* _Do this_
Copy each line containing the word "name" from the records that follow, please.

╭─ Given data

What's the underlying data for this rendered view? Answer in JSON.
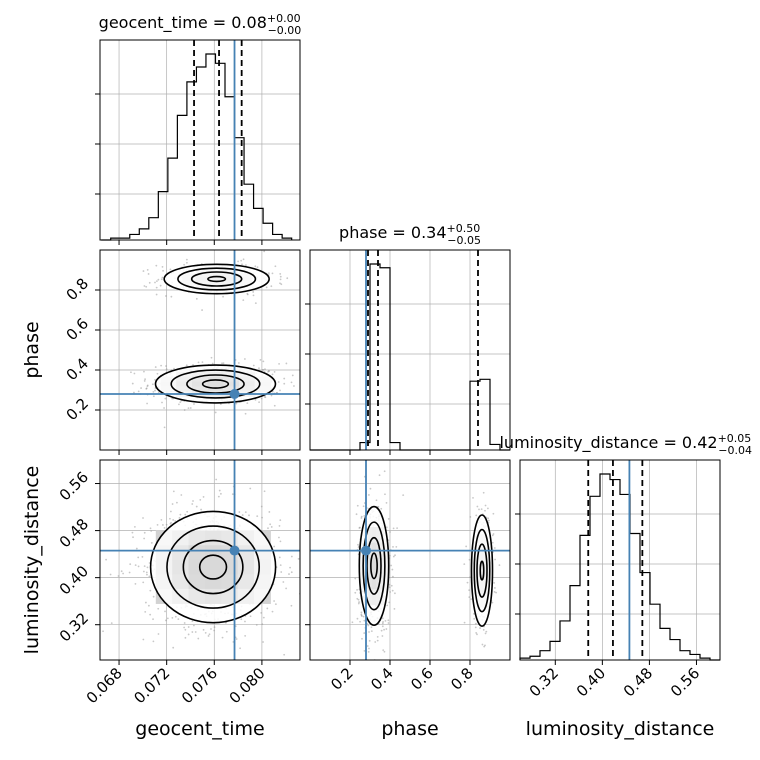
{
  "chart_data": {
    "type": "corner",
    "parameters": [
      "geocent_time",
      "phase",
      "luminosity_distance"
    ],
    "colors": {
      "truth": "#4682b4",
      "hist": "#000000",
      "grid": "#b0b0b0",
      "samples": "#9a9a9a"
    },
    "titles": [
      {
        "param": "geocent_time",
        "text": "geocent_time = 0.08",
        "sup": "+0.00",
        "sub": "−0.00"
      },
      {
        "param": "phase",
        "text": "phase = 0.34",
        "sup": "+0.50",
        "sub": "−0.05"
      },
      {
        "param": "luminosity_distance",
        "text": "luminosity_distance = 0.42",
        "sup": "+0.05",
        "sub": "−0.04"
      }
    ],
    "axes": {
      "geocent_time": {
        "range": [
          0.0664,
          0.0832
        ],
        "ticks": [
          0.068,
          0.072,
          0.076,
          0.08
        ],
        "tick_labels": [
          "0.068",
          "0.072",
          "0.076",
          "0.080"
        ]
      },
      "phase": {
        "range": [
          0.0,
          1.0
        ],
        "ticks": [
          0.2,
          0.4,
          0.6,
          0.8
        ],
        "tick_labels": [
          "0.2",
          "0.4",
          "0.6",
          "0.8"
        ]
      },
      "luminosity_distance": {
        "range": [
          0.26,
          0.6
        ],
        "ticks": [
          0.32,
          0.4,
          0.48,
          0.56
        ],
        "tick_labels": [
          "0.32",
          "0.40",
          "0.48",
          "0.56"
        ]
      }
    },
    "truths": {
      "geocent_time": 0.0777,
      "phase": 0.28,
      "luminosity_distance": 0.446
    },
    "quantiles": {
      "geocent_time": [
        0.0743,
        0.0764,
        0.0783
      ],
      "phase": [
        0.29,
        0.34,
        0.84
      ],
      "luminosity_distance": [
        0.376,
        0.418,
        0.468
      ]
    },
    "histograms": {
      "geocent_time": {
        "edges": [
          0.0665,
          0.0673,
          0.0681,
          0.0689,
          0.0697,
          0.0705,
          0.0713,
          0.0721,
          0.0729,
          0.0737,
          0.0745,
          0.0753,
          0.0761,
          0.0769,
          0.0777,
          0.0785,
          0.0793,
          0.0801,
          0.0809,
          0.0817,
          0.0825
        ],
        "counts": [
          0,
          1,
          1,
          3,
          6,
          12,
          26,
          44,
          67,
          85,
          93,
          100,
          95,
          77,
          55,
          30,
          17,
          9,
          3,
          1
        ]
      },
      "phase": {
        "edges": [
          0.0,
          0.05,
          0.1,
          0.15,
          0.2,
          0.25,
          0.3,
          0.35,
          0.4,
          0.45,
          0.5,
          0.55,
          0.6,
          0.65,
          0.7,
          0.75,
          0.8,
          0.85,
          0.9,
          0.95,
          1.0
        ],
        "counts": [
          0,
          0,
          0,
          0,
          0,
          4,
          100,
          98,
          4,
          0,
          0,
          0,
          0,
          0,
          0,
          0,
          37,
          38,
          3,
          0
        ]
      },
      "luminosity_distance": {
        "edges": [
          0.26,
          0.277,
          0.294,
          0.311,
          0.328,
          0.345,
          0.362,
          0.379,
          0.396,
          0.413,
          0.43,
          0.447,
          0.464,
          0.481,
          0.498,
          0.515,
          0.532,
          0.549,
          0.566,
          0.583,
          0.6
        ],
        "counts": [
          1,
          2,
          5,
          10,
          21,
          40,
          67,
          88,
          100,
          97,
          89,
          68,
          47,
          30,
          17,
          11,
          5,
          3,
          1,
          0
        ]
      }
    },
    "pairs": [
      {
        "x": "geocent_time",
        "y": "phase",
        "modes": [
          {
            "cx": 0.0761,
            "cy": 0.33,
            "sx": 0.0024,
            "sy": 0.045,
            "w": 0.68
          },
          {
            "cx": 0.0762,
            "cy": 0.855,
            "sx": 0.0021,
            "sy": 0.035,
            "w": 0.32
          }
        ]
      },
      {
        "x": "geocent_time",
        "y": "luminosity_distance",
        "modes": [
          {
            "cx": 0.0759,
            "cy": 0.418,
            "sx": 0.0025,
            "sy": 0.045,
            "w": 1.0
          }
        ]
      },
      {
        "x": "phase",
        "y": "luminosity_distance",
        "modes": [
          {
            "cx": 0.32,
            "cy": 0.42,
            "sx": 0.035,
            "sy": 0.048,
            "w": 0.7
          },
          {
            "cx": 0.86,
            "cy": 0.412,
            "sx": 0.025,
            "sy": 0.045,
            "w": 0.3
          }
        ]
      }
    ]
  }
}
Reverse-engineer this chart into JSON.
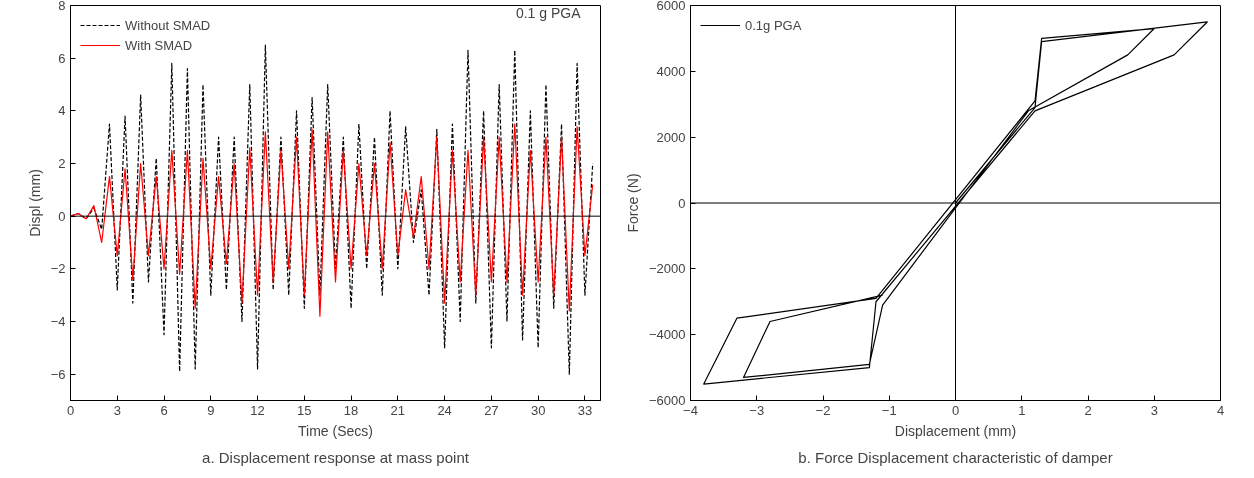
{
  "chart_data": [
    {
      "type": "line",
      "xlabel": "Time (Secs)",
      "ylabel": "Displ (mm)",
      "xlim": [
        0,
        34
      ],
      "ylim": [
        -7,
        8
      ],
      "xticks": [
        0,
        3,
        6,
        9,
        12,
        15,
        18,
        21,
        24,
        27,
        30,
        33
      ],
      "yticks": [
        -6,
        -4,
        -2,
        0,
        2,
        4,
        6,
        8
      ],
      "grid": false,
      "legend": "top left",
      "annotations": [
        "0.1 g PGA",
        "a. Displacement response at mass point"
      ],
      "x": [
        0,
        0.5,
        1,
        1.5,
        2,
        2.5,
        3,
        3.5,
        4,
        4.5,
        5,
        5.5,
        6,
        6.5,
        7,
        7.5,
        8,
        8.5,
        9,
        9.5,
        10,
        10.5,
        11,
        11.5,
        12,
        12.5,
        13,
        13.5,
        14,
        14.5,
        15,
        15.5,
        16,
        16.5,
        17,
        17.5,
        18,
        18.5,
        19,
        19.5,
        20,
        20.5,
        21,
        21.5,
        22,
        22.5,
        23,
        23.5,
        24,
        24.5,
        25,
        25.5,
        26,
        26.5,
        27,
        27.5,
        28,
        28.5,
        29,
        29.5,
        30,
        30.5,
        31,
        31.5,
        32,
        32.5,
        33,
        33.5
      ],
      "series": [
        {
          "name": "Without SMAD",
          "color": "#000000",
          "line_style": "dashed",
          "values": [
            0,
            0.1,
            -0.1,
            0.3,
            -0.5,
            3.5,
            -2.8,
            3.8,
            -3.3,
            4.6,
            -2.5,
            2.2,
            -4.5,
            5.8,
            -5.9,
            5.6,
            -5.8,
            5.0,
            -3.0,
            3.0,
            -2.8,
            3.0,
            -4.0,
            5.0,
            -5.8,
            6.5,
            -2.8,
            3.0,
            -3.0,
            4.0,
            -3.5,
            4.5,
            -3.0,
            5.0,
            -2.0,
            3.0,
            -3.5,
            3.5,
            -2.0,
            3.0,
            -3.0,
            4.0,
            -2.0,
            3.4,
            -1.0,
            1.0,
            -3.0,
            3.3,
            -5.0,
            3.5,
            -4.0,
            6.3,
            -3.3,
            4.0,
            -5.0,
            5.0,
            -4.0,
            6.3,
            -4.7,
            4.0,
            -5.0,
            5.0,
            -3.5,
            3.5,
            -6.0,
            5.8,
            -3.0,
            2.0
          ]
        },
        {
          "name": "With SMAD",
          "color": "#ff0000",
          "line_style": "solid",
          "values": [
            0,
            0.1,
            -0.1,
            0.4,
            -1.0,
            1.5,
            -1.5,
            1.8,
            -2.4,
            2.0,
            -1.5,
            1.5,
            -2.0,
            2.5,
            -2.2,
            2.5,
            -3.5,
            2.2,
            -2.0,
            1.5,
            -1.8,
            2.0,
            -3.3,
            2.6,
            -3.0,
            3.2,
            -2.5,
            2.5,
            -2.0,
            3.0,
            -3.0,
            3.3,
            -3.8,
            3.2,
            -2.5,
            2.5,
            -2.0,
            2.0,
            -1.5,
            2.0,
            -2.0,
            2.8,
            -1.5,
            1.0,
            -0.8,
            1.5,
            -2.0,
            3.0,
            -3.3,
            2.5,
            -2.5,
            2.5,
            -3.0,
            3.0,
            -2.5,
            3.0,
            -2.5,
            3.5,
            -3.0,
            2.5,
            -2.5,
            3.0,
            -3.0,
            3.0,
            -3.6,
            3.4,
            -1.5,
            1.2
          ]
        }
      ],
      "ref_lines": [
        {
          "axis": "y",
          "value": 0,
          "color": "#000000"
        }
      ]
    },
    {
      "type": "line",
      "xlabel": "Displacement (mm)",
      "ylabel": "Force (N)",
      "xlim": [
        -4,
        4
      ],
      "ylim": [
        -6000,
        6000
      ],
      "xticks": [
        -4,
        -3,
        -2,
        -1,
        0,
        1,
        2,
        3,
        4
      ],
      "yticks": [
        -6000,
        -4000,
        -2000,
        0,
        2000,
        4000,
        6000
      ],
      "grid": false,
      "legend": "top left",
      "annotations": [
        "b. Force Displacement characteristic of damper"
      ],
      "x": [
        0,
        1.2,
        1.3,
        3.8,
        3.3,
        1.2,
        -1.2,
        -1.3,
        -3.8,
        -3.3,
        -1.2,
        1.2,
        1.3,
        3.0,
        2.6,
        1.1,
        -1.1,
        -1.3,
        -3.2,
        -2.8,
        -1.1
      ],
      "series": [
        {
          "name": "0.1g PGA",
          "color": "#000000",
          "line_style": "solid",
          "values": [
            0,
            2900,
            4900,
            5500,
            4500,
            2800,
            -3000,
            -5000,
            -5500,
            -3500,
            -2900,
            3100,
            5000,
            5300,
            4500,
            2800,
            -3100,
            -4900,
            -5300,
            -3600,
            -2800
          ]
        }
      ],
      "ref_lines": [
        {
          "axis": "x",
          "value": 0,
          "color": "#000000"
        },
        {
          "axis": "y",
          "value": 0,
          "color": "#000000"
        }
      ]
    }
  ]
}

╰─

* _The reply_
          "name": "Without SMAD",
          "name": "With SMAD",
          "name": "0.1g PGA",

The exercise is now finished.